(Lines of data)
----------
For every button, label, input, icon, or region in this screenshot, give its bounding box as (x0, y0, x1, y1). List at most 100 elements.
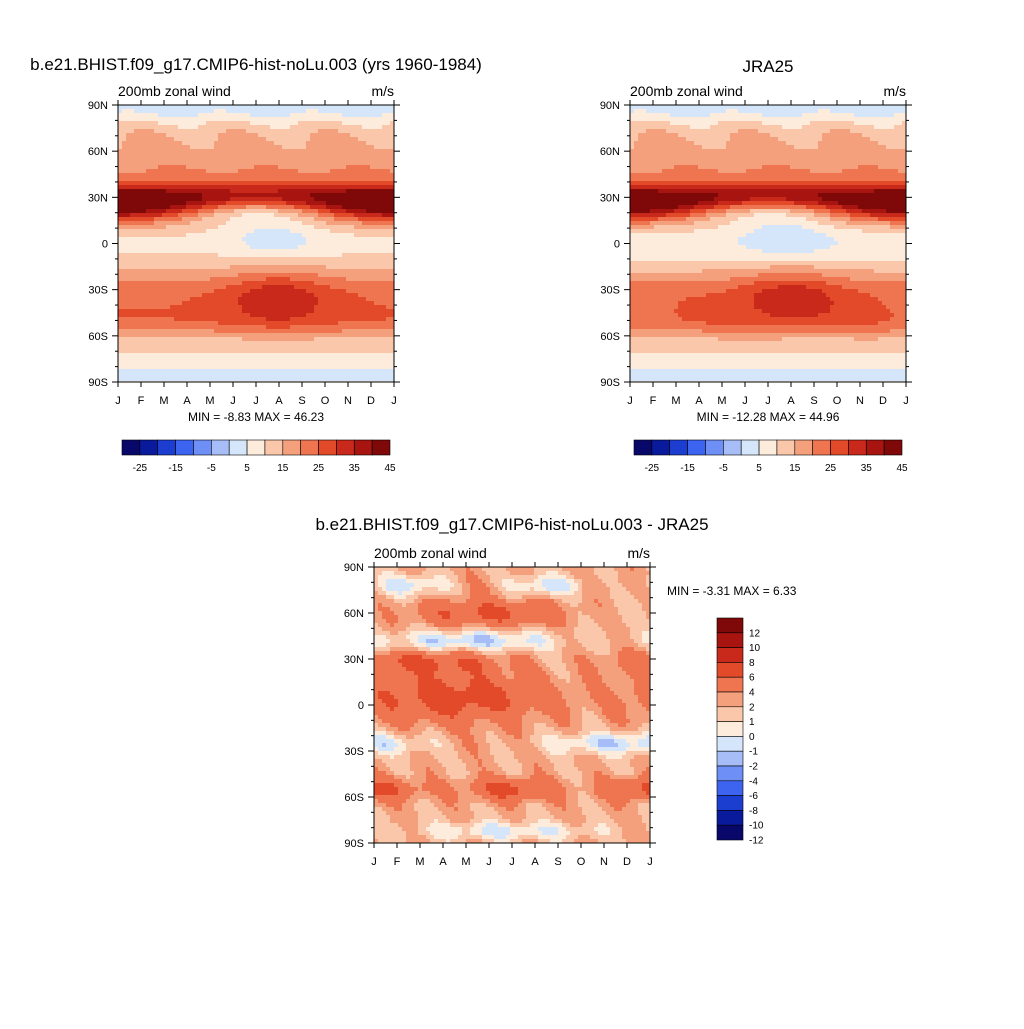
contour-cell (346, 181, 350, 185)
contour-cell (254, 233, 258, 237)
contour-cell (194, 313, 198, 317)
contour-cell (318, 241, 322, 245)
contour-cell (378, 301, 382, 305)
contour-cell (338, 301, 342, 305)
contour-cell (306, 149, 310, 153)
contour-cell (346, 241, 350, 245)
contour-cell (306, 249, 310, 253)
contour-cell (382, 281, 386, 285)
contour-cell (254, 213, 258, 217)
contour-cell (298, 373, 302, 377)
contour-cell (166, 237, 170, 241)
contour-cell (378, 117, 382, 121)
contour-cell (370, 213, 374, 217)
contour-cell (134, 337, 138, 341)
contour-cell (314, 221, 318, 225)
contour-cell (182, 305, 186, 309)
colorbar-box (247, 440, 265, 455)
contour-cell (230, 253, 234, 257)
contour-cell (202, 313, 206, 317)
contour-cell (170, 249, 174, 253)
contour-cell (298, 301, 302, 305)
contour-cell (126, 157, 130, 161)
contour-cell (378, 305, 382, 309)
contour-cell (370, 173, 374, 177)
contour-cell (198, 149, 202, 153)
contour-cell (194, 185, 198, 189)
contour-cell (162, 133, 166, 137)
contour-cell (386, 261, 390, 265)
contour-cell (258, 249, 262, 253)
contour-cell (334, 357, 338, 361)
contour-cell (266, 193, 270, 197)
contour-cell (174, 321, 178, 325)
contour-cell (362, 181, 366, 185)
contour-cell (298, 221, 302, 225)
contour-cell (194, 249, 198, 253)
contour-cell (638, 105, 642, 109)
contour-cell (346, 125, 350, 129)
contour-cell (122, 121, 126, 125)
contour-cell (366, 257, 370, 261)
contour-cell (190, 297, 194, 301)
contour-cell (326, 345, 330, 349)
contour-cell (374, 277, 378, 281)
contour-cell (158, 201, 162, 205)
contour-cell (366, 281, 370, 285)
contour-cell (286, 165, 290, 169)
contour-cell (122, 165, 126, 169)
contour-cell (378, 197, 382, 201)
contour-cell (362, 285, 366, 289)
contour-cell (154, 273, 158, 277)
contour-cell (146, 301, 150, 305)
contour-cell (146, 189, 150, 193)
contour-cell (266, 213, 270, 217)
contour-cell (250, 113, 254, 117)
contour-cell (122, 313, 126, 317)
contour-cell (370, 197, 374, 201)
contour-cell (218, 309, 222, 313)
contour-cell (150, 337, 154, 341)
contour-cell (198, 277, 202, 281)
contour-cell (162, 329, 166, 333)
contour-cell (334, 133, 338, 137)
contour-cell (210, 193, 214, 197)
contour-cell (170, 117, 174, 121)
contour-cell (178, 329, 182, 333)
contour-cell (290, 157, 294, 161)
contour-cell (330, 361, 334, 365)
contour-cell (262, 325, 266, 329)
contour-cell (118, 177, 122, 181)
contour-cell (210, 153, 214, 157)
contour-cell (382, 261, 386, 265)
contour-cell (386, 185, 390, 189)
contour-cell (350, 249, 354, 253)
contour-cell (202, 213, 206, 217)
contour-cell (162, 121, 166, 125)
contour-cell (242, 113, 246, 117)
contour-cell (262, 237, 266, 241)
contour-cell (158, 321, 162, 325)
contour-cell (298, 217, 302, 221)
contour-cell (202, 337, 206, 341)
contour-cell (146, 329, 150, 333)
contour-cell (222, 289, 226, 293)
contour-cell (162, 137, 166, 141)
contour-cell (286, 301, 290, 305)
contour-cell (130, 165, 134, 169)
contour-cell (122, 201, 126, 205)
contour-cell (314, 281, 318, 285)
contour-cell (366, 289, 370, 293)
contour-cell (350, 321, 354, 325)
contour-cell (378, 329, 382, 333)
contour-cell (230, 133, 234, 137)
contour-cell (118, 237, 122, 241)
contour-cell (386, 373, 390, 377)
contour-cell (306, 221, 310, 225)
contour-cell (198, 113, 202, 117)
contour-cell (174, 205, 178, 209)
contour-cell (158, 193, 162, 197)
contour-cell (250, 325, 254, 329)
contour-cell (162, 313, 166, 317)
contour-cell (274, 349, 278, 353)
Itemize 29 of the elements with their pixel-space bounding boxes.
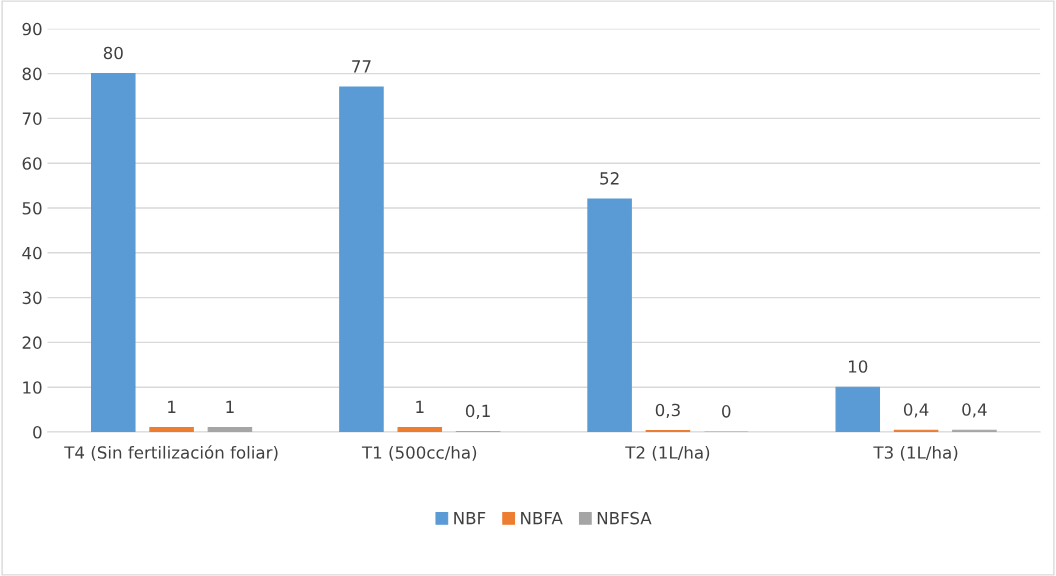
y-tick-label: 90	[22, 22, 42, 36]
data-label: 0,3	[655, 403, 680, 419]
y-tick-label: 50	[22, 201, 42, 215]
data-label: 80	[103, 46, 123, 60]
data-label: 52	[600, 172, 619, 185]
data-label: 77	[352, 60, 371, 73]
data-label: 0,1	[465, 404, 490, 419]
data-label: 1	[168, 400, 176, 413]
y-tick-label: 0	[33, 425, 42, 439]
data-label: 0,4	[962, 403, 987, 418]
x-tick-label: T4 (Sin fertilización foliar)	[64, 445, 278, 461]
data-label: 0,4	[903, 403, 929, 418]
x-tick-label: T1 (500cc/ha)	[361, 445, 477, 461]
x-tick-label: T3 (1L/ha)	[873, 445, 958, 461]
y-tick-label: 60	[22, 157, 42, 170]
y-tick-label: 70	[22, 112, 42, 125]
y-tick-label: 10	[23, 381, 42, 394]
data-label: 0	[722, 405, 731, 418]
legend-label: NBFSA	[597, 511, 652, 525]
legend-label: NBF	[454, 512, 486, 525]
data-label: 10	[848, 360, 868, 373]
y-tick-label: 80	[22, 67, 42, 81]
data-label: 1	[226, 400, 234, 413]
legend-label: NBFA	[521, 512, 563, 525]
x-tick-label: T2 (1L/ha)	[625, 445, 710, 461]
data-label: 1	[416, 400, 424, 413]
y-tick-label: 20	[22, 336, 42, 349]
y-tick-label: 30	[22, 291, 42, 305]
y-tick-label: 40	[22, 246, 42, 260]
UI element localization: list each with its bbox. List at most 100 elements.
----------
- [What to produce]: Reproduce, without any change, the lines from the one containing "22, 42, 36]" through the one containing "445, 477, 461]", including both of those lines.

- [Exercise response]:
y-tick-label: 90	[22, 22, 42, 36]
data-label: 0,3	[655, 403, 680, 419]
y-tick-label: 50	[22, 201, 42, 215]
data-label: 80	[103, 46, 123, 60]
data-label: 52	[600, 172, 619, 185]
data-label: 77	[352, 60, 371, 73]
data-label: 0,1	[465, 404, 490, 419]
data-label: 1	[168, 400, 176, 413]
y-tick-label: 0	[33, 425, 42, 439]
data-label: 0,4	[962, 403, 987, 418]
x-tick-label: T4 (Sin fertilización foliar)	[64, 445, 278, 461]
data-label: 0,4	[903, 403, 929, 418]
x-tick-label: T1 (500cc/ha)	[361, 445, 477, 461]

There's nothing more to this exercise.